## [Cytowany fragment]
Też źle postawione pytanie ... :D
To ile energii wyprodukujesz zależy tylko od ilości drewna jaką spalisz i sprawności paleniska.
Możesz kupić paliwożernego "smoka", który będzie miał jak wół napisane że produkuje 30 kW, ale co z tego jak większość będzie w komin puszczał. A mały "pyrtek" 5-7 kW mający sprawność około 90% stojący na jego miejscu naprodukuje tyle ciepła że będzie trzeba otwierać okna ...
Nie ma tak łatwo :)
Zrób tak jak napisał Bader zamiast kombinować po swojemu i po omacku całkiem.
Pozdrawiam.

Kominki Piotr Batura
19-07-2012, 15:26
ok - to w drugą stronę... Mam do ogrzania 155 metrów kwadratowych powierzchni użytkowej ( jeśłi ktoś chce zobaczyć rozkład pomieszczeń i usytuowanie kominka to projekt nazywa się TYMEK D z pracowni HORYZONT.

jaką moc wkładu polecalibyście?

Rozkład pomieszczeń jest nieistotny dla Kominka z PW. Raczej
zapotrzebowanie na ciepło, lub jak wola inni, wylicz straty ciepła.
Wówczas będzie można dobrać Ci wielkość kociołka z szybką.

Mówiąc ludzkim głosem :) - jak masz ocieplony dom ?

malux20
19-07-2012, 16:40
ja to wiem że zawsze mogę tu liczyć na pomoc
proszę powiedzccie ile kilowatów uzyskam z 1 kg drewna suchego -2kw?

jak myślicie >

Forest-Natura
19-07-2012, 17:20
Witam.
Post 5224 - napisałem Ci aż za bardzo szczegółowo ...
Pozdrawiam.

malux20
19-07-2012, 17:55
dzięki

eniu
19-07-2012, 18:00
ja to wiem że zawsze mogę tu liczyć na pomoc
proszę powiedzccie ile kilowatów uzyskam z 1 kg drewna suchego -2kw?


W Twoim kominku połowę tego co w wydajnym...

Wojtek_796
19-07-2012, 18:00
jak myślicie >

Witam!

Malux, nie da się odpowiedzieć na Twoje pytanie. Tak samo, jak nie da się odpowiedzieć na podobne typu: jaką moc będzie miało auto po wlaniu do zbiornika litra paliwa. No przecież taką samą, jak po wlaniu 2 litrów (tę do uzyskania).
Można je sobie zadać inaczej: ile ciepła (to wyraża się w J, cal, kWh) mogę uzyskać z kilograma drewna lub jaką powierzchnię domu mogę tym ogrzać.
1 kg suchego drewna ma wartość opałową około 19 MJ (5,28 kWh). Dzielisz teraz zapotrzebowanie dobowe na ciepło Twojego domu przez tę wartość i wychodzi Ci ile drewna dziennie musisz spalić.

## [Lista zadań]
(a) Jaką wartość opałową ma według cytowanego fragmentu 1 kg suchego drewna?
(b) Jak brzmi po angielsku zdanie z cytowanego fragmentu: „To ile energii wyprodukujesz zależy tylko od ilości drewna jaką spalisz i sprawności paleniska.”?
(c) Wypisz dosłownie z cytowanego fragmentu tekst od „jaką moc wkładu” do „wylicz straty ciepła.”.

## [Pokazany materiał]
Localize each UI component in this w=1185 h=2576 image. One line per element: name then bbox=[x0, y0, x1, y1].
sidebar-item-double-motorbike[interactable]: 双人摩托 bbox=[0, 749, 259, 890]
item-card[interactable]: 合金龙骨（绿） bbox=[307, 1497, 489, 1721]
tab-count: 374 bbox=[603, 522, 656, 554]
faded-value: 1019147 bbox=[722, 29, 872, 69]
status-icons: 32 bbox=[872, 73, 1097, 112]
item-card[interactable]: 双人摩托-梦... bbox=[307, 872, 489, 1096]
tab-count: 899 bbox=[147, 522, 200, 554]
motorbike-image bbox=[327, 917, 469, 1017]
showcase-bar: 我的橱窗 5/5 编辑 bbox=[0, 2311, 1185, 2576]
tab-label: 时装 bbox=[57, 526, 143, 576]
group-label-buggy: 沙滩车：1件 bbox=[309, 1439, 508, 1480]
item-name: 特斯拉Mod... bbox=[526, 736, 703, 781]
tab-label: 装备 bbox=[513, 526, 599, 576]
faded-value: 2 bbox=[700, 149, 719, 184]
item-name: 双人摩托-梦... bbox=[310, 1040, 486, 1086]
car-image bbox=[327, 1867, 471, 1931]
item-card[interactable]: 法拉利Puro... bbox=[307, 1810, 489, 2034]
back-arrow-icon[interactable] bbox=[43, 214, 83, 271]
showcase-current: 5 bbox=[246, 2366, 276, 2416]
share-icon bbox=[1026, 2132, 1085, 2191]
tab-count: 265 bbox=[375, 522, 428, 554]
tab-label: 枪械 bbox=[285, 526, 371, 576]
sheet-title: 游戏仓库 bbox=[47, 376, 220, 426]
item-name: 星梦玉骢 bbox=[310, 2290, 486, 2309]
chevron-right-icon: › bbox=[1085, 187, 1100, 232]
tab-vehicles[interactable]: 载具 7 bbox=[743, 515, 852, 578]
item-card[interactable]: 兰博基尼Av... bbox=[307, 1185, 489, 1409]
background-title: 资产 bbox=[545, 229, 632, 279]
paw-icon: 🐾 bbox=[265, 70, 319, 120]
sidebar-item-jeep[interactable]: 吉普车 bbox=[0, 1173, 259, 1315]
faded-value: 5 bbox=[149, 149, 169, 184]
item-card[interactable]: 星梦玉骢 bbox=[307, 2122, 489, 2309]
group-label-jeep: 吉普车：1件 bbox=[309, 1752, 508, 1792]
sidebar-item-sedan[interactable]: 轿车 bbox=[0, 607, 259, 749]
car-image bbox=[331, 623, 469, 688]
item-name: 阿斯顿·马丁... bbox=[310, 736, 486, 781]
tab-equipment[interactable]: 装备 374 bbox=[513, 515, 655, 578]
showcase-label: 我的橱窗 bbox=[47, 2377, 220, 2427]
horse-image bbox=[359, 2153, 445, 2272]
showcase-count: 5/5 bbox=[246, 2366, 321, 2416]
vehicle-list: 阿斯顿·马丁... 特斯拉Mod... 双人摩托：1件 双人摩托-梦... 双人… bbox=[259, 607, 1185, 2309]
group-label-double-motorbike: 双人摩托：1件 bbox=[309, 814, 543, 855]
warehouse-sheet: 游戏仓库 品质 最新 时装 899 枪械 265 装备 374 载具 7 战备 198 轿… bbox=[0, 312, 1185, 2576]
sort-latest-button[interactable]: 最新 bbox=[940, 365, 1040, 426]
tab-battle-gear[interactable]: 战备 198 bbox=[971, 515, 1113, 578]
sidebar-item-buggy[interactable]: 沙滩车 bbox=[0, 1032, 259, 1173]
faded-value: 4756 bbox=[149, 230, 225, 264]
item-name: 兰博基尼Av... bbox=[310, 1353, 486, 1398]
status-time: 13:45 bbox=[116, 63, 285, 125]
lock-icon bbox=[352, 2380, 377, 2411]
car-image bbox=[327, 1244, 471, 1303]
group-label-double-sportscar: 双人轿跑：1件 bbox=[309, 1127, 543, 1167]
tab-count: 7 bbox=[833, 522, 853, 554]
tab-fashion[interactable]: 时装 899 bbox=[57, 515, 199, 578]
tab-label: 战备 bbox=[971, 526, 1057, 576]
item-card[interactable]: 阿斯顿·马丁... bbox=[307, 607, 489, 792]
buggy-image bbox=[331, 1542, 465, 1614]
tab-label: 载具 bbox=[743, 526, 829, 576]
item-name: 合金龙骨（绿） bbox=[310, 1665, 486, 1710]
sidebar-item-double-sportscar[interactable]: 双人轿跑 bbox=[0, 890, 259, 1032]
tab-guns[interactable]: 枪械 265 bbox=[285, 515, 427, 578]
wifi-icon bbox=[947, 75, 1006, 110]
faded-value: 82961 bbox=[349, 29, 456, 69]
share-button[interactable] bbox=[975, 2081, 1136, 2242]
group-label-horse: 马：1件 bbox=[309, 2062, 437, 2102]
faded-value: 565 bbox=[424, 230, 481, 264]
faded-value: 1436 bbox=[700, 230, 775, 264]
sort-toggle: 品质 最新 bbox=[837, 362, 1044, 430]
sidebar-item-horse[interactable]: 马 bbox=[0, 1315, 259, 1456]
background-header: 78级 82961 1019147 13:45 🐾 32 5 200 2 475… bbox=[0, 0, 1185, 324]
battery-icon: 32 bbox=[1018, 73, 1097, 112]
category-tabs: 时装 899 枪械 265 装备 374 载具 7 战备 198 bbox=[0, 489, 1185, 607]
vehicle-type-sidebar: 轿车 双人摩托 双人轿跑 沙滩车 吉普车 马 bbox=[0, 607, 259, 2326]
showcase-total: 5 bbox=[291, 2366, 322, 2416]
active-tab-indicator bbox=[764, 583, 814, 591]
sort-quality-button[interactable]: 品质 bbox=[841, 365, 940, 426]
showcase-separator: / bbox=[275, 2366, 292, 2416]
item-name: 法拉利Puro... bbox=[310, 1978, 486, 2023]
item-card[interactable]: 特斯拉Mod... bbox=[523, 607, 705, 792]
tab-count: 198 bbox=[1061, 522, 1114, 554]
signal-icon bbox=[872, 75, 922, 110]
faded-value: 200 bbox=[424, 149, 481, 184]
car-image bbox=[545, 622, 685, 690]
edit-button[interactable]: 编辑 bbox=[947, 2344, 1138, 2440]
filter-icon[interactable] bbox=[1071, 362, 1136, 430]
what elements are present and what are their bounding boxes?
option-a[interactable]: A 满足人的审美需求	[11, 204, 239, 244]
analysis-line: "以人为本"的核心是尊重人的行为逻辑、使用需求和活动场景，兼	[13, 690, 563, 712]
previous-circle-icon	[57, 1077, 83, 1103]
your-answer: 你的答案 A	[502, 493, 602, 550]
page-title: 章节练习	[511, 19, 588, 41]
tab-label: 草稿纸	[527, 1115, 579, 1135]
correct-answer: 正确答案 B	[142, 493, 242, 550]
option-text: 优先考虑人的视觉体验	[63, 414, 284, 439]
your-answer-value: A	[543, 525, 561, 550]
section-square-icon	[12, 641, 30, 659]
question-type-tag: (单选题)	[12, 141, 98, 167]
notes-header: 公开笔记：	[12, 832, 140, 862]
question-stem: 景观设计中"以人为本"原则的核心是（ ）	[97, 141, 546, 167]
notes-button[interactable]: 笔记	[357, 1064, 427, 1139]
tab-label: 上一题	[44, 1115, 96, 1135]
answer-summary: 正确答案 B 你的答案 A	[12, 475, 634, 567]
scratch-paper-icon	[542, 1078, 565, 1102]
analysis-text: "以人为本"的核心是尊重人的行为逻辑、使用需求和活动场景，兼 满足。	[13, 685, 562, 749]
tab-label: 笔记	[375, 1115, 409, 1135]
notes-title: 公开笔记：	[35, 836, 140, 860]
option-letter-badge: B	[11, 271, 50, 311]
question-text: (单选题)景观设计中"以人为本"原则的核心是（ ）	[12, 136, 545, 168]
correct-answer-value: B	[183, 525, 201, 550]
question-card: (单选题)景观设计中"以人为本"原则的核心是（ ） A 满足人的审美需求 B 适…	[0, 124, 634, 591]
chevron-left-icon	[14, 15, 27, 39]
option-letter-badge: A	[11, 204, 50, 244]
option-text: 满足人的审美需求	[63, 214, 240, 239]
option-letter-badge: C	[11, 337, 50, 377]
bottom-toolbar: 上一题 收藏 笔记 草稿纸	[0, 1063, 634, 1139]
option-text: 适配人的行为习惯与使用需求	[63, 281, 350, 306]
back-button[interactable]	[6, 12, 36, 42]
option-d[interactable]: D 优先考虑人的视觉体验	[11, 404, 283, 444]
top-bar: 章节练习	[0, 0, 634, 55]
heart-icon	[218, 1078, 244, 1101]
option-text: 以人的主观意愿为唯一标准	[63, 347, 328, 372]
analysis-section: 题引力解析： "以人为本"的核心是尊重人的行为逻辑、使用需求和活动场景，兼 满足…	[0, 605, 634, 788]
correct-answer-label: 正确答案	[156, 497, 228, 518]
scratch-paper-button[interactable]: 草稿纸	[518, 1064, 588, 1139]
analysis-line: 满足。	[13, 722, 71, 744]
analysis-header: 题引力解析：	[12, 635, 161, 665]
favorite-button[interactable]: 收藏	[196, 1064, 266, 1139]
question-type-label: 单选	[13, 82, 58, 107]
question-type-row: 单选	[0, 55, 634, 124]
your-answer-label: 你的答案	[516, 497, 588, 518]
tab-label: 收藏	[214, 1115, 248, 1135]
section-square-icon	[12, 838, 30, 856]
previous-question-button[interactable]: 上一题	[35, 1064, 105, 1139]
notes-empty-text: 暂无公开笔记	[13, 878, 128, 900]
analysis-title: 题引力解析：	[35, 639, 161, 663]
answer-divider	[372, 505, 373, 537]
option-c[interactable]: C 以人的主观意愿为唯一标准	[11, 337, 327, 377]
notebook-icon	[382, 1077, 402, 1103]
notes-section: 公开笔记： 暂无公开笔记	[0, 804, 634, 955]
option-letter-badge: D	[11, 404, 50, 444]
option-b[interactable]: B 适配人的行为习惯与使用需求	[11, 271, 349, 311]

## [Odpowiedzi do ćwiczenia]
(a) Około 19 MJ (5,28 kWh).

(b) How much energy you produce depends only on the amount of wood you burn and the efficiency of the firebox.

(c)
jaką moc wkładu polecalibyście?

Rozkład pomieszczeń jest nieistotny dla Kominka z PW. Raczej
zapotrzebowanie na ciepło, lub jak wola inni, wylicz straty ciepła.